╔══
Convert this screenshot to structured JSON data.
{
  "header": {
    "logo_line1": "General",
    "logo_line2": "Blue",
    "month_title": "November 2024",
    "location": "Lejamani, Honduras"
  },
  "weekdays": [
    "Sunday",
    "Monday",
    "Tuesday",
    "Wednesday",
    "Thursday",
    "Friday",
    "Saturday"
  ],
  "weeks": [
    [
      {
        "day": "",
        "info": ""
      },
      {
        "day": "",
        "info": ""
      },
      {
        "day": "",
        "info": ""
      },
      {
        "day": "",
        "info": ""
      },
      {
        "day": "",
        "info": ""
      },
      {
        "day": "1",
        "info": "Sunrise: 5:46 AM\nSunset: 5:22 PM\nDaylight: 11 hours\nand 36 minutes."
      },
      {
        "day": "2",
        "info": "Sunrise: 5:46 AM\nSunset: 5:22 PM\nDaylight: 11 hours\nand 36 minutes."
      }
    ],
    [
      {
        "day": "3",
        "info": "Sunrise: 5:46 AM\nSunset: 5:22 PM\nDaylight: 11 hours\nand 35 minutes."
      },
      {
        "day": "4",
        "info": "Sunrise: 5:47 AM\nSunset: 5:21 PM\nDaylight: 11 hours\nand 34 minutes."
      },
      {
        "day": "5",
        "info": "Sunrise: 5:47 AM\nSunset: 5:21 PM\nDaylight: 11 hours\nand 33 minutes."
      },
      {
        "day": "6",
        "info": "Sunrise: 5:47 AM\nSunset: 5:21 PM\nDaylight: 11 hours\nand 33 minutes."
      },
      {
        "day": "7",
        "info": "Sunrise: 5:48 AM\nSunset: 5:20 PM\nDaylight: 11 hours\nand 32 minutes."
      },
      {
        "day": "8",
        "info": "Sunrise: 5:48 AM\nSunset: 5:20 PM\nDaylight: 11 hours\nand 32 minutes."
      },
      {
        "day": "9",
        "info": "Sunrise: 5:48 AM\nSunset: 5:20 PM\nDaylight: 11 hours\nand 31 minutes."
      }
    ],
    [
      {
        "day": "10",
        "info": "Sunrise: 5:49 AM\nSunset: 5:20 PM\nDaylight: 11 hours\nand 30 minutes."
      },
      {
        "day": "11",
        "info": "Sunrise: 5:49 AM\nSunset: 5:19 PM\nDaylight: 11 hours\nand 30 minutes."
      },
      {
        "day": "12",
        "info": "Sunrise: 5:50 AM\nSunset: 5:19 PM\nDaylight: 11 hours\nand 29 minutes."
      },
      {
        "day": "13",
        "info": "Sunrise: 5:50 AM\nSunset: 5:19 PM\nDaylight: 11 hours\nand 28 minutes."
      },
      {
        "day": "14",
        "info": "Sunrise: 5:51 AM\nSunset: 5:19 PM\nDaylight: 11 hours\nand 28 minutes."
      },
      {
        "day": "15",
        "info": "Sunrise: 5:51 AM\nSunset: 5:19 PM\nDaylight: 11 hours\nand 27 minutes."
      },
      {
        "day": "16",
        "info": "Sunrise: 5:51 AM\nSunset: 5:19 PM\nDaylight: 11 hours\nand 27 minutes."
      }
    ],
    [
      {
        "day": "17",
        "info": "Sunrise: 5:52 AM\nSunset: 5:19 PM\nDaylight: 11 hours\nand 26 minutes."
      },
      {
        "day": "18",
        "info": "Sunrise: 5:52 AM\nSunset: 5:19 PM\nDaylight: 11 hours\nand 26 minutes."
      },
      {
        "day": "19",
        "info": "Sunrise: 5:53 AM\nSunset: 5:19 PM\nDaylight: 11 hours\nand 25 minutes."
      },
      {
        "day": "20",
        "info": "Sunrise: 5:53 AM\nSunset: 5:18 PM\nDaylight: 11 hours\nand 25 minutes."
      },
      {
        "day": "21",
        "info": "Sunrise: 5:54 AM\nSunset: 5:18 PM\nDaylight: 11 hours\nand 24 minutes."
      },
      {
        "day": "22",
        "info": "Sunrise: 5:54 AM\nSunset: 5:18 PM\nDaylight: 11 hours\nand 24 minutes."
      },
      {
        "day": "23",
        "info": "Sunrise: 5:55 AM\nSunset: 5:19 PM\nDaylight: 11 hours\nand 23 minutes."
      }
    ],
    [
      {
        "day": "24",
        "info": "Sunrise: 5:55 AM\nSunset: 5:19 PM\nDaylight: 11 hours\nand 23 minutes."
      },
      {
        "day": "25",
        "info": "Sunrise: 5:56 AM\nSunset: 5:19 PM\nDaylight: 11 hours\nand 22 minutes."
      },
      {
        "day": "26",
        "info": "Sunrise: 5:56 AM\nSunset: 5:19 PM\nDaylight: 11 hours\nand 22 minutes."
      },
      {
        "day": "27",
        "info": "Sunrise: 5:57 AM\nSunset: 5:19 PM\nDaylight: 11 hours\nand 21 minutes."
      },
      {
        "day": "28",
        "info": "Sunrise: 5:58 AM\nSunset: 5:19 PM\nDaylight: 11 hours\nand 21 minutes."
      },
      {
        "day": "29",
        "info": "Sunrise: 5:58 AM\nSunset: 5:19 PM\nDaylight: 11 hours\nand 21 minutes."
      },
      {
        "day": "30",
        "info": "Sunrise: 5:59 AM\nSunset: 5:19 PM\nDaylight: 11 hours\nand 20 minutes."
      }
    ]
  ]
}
╚══
> _Exercise prompt_: Write an exact transcription of every entry above.

> _Answer to the problem_:
Convert this screenshot to structured JSON data.
{
  "header": {
    "logo_line1": "General",
    "logo_line2": "Blue",
    "month_title": "November 2024",
    "location": "Lejamani, Honduras"
  },
  "weekdays": [
    "Sunday",
    "Monday",
    "Tuesday",
    "Wednesday",
    "Thursday",
    "Friday",
    "Saturday"
  ],
  "weeks": [
    [
      {
        "day": "",
        "info": ""
      },
      {
        "day": "",
        "info": ""
      },
      {
        "day": "",
        "info": ""
      },
      {
        "day": "",
        "info": ""
      },
      {
        "day": "",
        "info": ""
      },
      {
        "day": "1",
        "info": "Sunrise: 5:46 AM\nSunset: 5:22 PM\nDaylight: 11 hours\nand 36 minutes."
      },
      {
        "day": "2",
        "info": "Sunrise: 5:46 AM\nSunset: 5:22 PM\nDaylight: 11 hours\nand 36 minutes."
      }
    ],
    [
      {
        "day": "3",
        "info": "Sunrise: 5:46 AM\nSunset: 5:22 PM\nDaylight: 11 hours\nand 35 minutes."
      },
      {
        "day": "4",
        "info": "Sunrise: 5:47 AM\nSunset: 5:21 PM\nDaylight: 11 hours\nand 34 minutes."
      },
      {
        "day": "5",
        "info": "Sunrise: 5:47 AM\nSunset: 5:21 PM\nDaylight: 11 hours\nand 33 minutes."
      },
      {
        "day": "6",
        "info": "Sunrise: 5:47 AM\nSunset: 5:21 PM\nDaylight: 11 hours\nand 33 minutes."
      },
      {
        "day": "7",
        "info": "Sunrise: 5:48 AM\nSunset: 5:20 PM\nDaylight: 11 hours\nand 32 minutes."
      },
      {
        "day": "8",
        "info": "Sunrise: 5:48 AM\nSunset: 5:20 PM\nDaylight: 11 hours\nand 32 minutes."
      },
      {
        "day": "9",
        "info": "Sunrise: 5:48 AM\nSunset: 5:20 PM\nDaylight: 11 hours\nand 31 minutes."
      }
    ],
    [
      {
        "day": "10",
        "info": "Sunrise: 5:49 AM\nSunset: 5:20 PM\nDaylight: 11 hours\nand 30 minutes."
      },
      {
        "day": "11",
        "info": "Sunrise: 5:49 AM\nSunset: 5:19 PM\nDaylight: 11 hours\nand 30 minutes."
      },
      {
        "day": "12",
        "info": "Sunrise: 5:50 AM\nSunset: 5:19 PM\nDaylight: 11 hours\nand 29 minutes."
      },
      {
        "day": "13",
        "info": "Sunrise: 5:50 AM\nSunset: 5:19 PM\nDaylight: 11 hours\nand 28 minutes."
      },
      {
        "day": "14",
        "info": "Sunrise: 5:51 AM\nSunset: 5:19 PM\nDaylight: 11 hours\nand 28 minutes."
      },
      {
        "day": "15",
        "info": "Sunrise: 5:51 AM\nSunset: 5:19 PM\nDaylight: 11 hours\nand 27 minutes."
      },
      {
        "day": "16",
        "info": "Sunrise: 5:51 AM\nSunset: 5:19 PM\nDaylight: 11 hours\nand 27 minutes."
      }
    ],
    [
      {
        "day": "17",
        "info": "Sunrise: 5:52 AM\nSunset: 5:19 PM\nDaylight: 11 hours\nand 26 minutes."
      },
      {
        "day": "18",
        "info": "Sunrise: 5:52 AM\nSunset: 5:19 PM\nDaylight: 11 hours\nand 26 minutes."
      },
      {
        "day": "19",
        "info": "Sunrise: 5:53 AM\nSunset: 5:19 PM\nDaylight: 11 hours\nand 25 minutes."
      },
      {
        "day": "20",
        "info": "Sunrise: 5:53 AM\nSunset: 5:18 PM\nDaylight: 11 hours\nand 25 minutes."
      },
      {
        "day": "21",
        "info": "Sunrise: 5:54 AM\nSunset: 5:18 PM\nDaylight: 11 hours\nand 24 minutes."
      },
      {
        "day": "22",
        "info": "Sunrise: 5:54 AM\nSunset: 5:18 PM\nDaylight: 11 hours\nand 24 minutes."
      },
      {
        "day": "23",
        "info": "Sunrise: 5:55 AM\nSunset: 5:19 PM\nDaylight: 11 hours\nand 23 minutes."
      }
    ],
    [
      {
        "day": "24",
        "info": "Sunrise: 5:55 AM\nSunset: 5:19 PM\nDaylight: 11 hours\nand 23 minutes."
      },
      {
        "day": "25",
        "info": "Sunrise: 5:56 AM\nSunset: 5:19 PM\nDaylight: 11 hours\nand 22 minutes."
      },
      {
        "day": "26",
        "info": "Sunrise: 5:56 AM\nSunset: 5:19 PM\nDaylight: 11 hours\nand 22 minutes."
      },
      {
        "day": "27",
        "info": "Sunrise: 5:57 AM\nSunset: 5:19 PM\nDaylight: 11 hours\nand 21 minutes."
      },
      {
        "day": "28",
        "info": "Sunrise: 5:58 AM\nSunset: 5:19 PM\nDaylight: 11 hours\nand 21 minutes."
      },
      {
        "day": "29",
        "info": "Sunrise: 5:58 AM\nSunset: 5:19 PM\nDaylight: 11 hours\nand 21 minutes."
      },
      {
        "day": "30",
        "info": "Sunrise: 5:59 AM\nSunset: 5:19 PM\nDaylight: 11 hours\nand 20 minutes."
      }
    ]
  ]
}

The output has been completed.